Lines containing the word "AlCl₃" should be extracted in full.

[start of Data section]

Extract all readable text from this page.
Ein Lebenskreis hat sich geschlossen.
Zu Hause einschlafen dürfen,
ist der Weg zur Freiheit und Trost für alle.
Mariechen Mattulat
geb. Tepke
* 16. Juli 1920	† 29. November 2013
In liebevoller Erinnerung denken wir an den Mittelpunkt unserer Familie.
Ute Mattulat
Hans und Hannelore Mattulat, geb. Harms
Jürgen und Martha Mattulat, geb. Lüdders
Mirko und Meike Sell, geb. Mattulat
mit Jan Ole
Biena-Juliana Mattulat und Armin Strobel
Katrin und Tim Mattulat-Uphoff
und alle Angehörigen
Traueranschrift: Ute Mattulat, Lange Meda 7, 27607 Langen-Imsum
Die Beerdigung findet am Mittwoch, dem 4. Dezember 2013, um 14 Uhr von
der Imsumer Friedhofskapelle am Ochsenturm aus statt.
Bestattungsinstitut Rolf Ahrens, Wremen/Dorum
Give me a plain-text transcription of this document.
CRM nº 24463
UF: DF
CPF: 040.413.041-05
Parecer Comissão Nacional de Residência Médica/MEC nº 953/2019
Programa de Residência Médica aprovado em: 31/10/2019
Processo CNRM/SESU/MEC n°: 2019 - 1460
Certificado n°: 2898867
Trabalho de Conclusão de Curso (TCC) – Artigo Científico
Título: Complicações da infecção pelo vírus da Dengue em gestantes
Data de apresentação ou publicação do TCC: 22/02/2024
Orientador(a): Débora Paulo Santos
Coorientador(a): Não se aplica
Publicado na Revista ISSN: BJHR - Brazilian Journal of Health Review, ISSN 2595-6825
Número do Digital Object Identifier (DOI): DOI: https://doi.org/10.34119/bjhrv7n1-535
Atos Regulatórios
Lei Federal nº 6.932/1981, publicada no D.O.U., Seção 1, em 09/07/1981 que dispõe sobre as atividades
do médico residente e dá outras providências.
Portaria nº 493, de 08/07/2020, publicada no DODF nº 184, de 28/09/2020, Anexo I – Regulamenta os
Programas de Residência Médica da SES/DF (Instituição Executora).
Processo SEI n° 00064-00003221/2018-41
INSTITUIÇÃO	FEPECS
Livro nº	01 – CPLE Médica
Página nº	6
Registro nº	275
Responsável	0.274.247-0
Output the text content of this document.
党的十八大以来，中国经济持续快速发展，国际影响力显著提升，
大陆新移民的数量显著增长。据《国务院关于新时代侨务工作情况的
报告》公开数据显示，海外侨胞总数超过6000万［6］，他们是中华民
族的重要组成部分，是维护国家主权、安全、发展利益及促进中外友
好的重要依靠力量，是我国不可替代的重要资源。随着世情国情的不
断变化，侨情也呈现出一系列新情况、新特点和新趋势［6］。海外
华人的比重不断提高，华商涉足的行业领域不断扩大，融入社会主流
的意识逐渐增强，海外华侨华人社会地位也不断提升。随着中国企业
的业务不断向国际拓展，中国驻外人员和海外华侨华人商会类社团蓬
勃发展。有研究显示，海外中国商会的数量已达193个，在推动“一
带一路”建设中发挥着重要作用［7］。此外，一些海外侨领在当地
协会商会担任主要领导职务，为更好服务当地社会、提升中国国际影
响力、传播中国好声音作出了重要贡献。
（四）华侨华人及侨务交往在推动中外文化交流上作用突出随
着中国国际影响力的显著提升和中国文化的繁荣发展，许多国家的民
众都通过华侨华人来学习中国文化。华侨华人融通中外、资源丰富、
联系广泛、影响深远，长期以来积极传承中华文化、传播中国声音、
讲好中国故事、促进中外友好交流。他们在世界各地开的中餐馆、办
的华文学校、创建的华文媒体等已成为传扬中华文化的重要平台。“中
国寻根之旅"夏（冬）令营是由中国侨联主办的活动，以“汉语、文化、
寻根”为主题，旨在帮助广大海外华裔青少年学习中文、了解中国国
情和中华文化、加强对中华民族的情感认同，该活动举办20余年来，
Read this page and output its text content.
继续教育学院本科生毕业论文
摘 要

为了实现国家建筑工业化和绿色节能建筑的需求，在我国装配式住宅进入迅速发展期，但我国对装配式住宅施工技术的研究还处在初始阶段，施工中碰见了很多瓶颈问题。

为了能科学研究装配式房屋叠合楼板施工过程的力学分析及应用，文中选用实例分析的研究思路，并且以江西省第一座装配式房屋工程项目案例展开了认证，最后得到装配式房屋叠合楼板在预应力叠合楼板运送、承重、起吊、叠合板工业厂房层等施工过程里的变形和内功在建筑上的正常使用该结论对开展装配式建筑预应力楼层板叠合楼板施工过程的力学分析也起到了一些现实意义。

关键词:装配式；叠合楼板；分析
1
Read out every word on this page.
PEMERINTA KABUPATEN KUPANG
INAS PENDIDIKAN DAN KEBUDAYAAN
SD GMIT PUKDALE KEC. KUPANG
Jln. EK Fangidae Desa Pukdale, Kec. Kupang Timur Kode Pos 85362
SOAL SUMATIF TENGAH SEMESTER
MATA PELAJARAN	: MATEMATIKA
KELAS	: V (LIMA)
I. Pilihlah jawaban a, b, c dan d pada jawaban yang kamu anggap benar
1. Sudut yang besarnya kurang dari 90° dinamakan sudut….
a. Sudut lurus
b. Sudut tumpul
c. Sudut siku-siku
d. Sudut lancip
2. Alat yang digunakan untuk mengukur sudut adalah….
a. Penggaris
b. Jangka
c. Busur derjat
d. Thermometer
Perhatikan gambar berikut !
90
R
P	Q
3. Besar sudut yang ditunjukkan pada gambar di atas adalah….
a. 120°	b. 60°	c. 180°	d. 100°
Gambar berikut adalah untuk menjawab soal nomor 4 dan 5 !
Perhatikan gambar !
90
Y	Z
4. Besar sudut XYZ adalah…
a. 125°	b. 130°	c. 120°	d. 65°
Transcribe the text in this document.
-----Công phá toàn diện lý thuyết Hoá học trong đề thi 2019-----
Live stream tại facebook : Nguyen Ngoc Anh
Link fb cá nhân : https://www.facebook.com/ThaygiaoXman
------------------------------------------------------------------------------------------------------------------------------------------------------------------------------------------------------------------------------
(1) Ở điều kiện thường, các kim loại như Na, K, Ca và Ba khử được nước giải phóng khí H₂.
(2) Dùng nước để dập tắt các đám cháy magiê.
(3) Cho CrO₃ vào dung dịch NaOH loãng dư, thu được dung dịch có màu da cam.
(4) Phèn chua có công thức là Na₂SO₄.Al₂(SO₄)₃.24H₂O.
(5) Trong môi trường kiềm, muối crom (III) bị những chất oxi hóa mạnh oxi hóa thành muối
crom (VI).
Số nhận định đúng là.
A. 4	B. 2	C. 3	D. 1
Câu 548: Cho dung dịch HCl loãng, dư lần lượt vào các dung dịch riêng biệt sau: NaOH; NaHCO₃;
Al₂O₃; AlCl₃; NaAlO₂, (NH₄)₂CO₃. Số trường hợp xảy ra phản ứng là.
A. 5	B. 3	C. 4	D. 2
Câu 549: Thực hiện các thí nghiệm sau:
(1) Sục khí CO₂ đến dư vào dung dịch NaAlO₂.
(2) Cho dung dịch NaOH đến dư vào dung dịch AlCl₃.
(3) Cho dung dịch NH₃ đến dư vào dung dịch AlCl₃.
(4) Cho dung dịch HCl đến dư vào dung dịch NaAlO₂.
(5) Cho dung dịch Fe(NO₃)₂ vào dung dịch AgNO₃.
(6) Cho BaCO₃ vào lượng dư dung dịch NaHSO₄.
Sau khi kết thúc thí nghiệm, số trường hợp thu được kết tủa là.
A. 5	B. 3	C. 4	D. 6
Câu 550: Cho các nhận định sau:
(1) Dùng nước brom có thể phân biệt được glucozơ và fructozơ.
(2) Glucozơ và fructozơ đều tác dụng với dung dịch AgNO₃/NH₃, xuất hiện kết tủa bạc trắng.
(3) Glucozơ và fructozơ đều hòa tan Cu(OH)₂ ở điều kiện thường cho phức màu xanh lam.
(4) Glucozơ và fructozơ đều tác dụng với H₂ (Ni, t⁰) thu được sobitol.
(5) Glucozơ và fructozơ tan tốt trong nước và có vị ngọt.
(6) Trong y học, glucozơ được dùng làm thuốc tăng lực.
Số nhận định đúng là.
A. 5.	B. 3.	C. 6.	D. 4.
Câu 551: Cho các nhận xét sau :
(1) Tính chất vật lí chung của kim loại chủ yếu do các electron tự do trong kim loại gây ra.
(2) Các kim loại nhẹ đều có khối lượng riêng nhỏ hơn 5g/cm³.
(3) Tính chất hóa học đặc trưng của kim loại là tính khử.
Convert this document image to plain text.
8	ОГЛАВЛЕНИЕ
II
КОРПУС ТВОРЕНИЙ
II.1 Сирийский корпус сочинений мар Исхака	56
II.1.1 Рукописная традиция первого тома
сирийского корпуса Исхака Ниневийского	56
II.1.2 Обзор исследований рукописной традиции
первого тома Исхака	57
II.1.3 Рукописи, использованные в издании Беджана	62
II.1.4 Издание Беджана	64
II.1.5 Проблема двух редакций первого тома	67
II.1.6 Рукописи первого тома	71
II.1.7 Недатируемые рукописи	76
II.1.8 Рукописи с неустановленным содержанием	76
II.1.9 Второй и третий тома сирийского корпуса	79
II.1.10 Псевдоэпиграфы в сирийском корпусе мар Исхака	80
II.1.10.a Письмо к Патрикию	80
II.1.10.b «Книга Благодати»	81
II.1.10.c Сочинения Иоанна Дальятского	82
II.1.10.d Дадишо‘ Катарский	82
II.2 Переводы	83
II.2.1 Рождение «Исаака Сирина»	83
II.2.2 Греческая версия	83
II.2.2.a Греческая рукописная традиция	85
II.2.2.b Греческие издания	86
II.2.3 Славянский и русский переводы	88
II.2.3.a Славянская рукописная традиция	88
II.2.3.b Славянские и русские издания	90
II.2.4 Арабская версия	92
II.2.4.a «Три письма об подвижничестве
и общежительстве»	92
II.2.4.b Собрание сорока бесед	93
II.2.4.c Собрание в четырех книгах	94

[end of Data section]

Written response:
Al₂O₃; AlCl₃; NaAlO₂, (NH₄)₂CO₃. Số trường hợp xảy ra phản ứng là.
(2) Cho dung dịch NaOH đến dư vào dung dịch AlCl₃.
(3) Cho dung dịch NH₃ đến dư vào dung dịch AlCl₃.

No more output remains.